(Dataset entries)
----
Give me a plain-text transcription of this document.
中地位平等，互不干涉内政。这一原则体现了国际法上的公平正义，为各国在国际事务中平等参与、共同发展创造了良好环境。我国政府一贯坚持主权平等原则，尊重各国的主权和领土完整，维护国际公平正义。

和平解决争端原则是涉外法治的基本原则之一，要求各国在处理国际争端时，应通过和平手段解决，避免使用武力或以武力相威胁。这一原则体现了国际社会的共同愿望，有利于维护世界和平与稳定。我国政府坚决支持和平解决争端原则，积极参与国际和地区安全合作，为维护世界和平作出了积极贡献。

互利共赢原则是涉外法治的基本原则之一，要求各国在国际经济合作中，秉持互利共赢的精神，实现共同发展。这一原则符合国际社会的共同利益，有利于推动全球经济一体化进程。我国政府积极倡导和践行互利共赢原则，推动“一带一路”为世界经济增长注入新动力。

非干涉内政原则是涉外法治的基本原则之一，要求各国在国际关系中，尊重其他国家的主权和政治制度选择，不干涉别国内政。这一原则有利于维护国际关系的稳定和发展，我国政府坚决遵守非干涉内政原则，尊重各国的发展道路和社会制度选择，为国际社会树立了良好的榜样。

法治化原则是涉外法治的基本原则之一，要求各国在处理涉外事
----
What you have to do. Extract the complete listing above, reproducing each line exactly.

The solution.
Give me a plain-text transcription of this document.
中地位平等，互不干涉内政。这一原则体现了国际法上的公平正义，为各国在国际事务中平等参与、共同发展创造了良好环境。我国政府一贯坚持主权平等原则，尊重各国的主权和领土完整，维护国际公平正义。

和平解决争端原则是涉外法治的基本原则之一，要求各国在处理国际争端时，应通过和平手段解决，避免使用武力或以武力相威胁。这一原则体现了国际社会的共同愿望，有利于维护世界和平与稳定。我国政府坚决支持和平解决争端原则，积极参与国际和地区安全合作，为维护世界和平作出了积极贡献。

互利共赢原则是涉外法治的基本原则之一，要求各国在国际经济合作中，秉持互利共赢的精神，实现共同发展。这一原则符合国际社会的共同利益，有利于推动全球经济一体化进程。我国政府积极倡导和践行互利共赢原则，推动“一带一路”为世界经济增长注入新动力。

非干涉内政原则是涉外法治的基本原则之一，要求各国在国际关系中，尊重其他国家的主权和政治制度选择，不干涉别国内政。这一原则有利于维护国际关系的稳定和发展，我国政府坚决遵守非干涉内政原则，尊重各国的发展道路和社会制度选择，为国际社会树立了良好的榜样。

法治化原则是涉外法治的基本原则之一，要求各国在处理涉外事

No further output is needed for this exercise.